>>>>>

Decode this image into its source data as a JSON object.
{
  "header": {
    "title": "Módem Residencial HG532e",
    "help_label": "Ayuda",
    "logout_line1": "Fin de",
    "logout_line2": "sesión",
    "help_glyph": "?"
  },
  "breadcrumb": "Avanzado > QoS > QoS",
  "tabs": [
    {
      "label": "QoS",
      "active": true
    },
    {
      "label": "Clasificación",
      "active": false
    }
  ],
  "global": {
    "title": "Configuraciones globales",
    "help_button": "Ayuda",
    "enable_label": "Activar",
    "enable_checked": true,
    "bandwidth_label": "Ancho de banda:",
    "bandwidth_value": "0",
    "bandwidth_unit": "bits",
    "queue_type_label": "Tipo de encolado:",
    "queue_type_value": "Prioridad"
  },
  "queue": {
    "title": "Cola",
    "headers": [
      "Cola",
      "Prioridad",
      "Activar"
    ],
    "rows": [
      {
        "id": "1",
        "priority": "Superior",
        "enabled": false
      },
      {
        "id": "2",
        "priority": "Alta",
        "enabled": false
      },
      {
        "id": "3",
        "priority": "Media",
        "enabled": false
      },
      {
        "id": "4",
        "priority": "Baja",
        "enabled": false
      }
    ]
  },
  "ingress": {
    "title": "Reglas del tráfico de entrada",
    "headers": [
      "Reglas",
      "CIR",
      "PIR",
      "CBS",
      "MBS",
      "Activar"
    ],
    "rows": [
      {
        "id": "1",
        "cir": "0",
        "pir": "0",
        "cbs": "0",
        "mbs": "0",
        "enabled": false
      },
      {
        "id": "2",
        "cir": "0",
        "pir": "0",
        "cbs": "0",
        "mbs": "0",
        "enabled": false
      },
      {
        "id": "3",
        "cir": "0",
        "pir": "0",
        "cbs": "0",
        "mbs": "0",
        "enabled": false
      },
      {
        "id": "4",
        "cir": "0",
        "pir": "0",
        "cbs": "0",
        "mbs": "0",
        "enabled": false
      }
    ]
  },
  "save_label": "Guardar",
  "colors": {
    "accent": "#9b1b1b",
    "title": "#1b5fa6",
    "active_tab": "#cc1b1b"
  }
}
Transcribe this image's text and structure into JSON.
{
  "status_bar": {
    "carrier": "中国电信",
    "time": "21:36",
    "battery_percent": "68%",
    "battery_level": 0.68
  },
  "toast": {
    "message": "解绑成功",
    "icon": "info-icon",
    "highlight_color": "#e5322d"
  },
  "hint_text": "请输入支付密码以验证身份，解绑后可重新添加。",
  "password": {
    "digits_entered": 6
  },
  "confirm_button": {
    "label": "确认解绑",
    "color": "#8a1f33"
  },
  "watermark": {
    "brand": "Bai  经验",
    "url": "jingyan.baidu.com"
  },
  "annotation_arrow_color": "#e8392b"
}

<<<<<

• _What needs to be done_
Nothing should be left out: return all of the records exactly.

• _Right answer_
Decode this image into its source data as a JSON object.
{
  "header": {
    "title": "Módem Residencial HG532e",
    "help_label": "Ayuda",
    "logout_line1": "Fin de",
    "logout_line2": "sesión",
    "help_glyph": "?"
  },
  "breadcrumb": "Avanzado > QoS > QoS",
  "tabs": [
    {
      "label": "QoS",
      "active": true
    },
    {
      "label": "Clasificación",
      "active": false
    }
  ],
  "global": {
    "title": "Configuraciones globales",
    "help_button": "Ayuda",
    "enable_label": "Activar",
    "enable_checked": true,
    "bandwidth_label": "Ancho de banda:",
    "bandwidth_value": "0",
    "bandwidth_unit": "bits",
    "queue_type_label": "Tipo de encolado:",
    "queue_type_value": "Prioridad"
  },
  "queue": {
    "title": "Cola",
    "headers": [
      "Cola",
      "Prioridad",
      "Activar"
    ],
    "rows": [
      {
        "id": "1",
        "priority": "Superior",
        "enabled": false
      },
      {
        "id": "2",
        "priority": "Alta",
        "enabled": false
      },
      {
        "id": "3",
        "priority": "Media",
        "enabled": false
      },
      {
        "id": "4",
        "priority": "Baja",
        "enabled": false
      }
    ]
  },
  "ingress": {
    "title": "Reglas del tráfico de entrada",
    "headers": [
      "Reglas",
      "CIR",
      "PIR",
      "CBS",
      "MBS",
      "Activar"
    ],
    "rows": [
      {
        "id": "1",
        "cir": "0",
        "pir": "0",
        "cbs": "0",
        "mbs": "0",
        "enabled": false
      },
      {
        "id": "2",
        "cir": "0",
        "pir": "0",
        "cbs": "0",
        "mbs": "0",
        "enabled": false
      },
      {
        "id": "3",
        "cir": "0",
        "pir": "0",
        "cbs": "0",
        "mbs": "0",
        "enabled": false
      },
      {
        "id": "4",
        "cir": "0",
        "pir": "0",
        "cbs": "0",
        "mbs": "0",
        "enabled": false
      }
    ]
  },
  "save_label": "Guardar",
  "colors": {
    "accent": "#9b1b1b",
    "title": "#1b5fa6",
    "active_tab": "#cc1b1b"
  }
}
Transcribe this image's text and structure into JSON.
{
  "status_bar": {
    "carrier": "中国电信",
    "time": "21:36",
    "battery_percent": "68%",
    "battery_level": 0.68
  },
  "toast": {
    "message": "解绑成功",
    "icon": "info-icon",
    "highlight_color": "#e5322d"
  },
  "hint_text": "请输入支付密码以验证身份，解绑后可重新添加。",
  "password": {
    "digits_entered": 6
  },
  "confirm_button": {
    "label": "确认解绑",
    "color": "#8a1f33"
  },
  "watermark": {
    "brand": "Bai  经验",
    "url": "jingyan.baidu.com"
  },
  "annotation_arrow_color": "#e8392b"
}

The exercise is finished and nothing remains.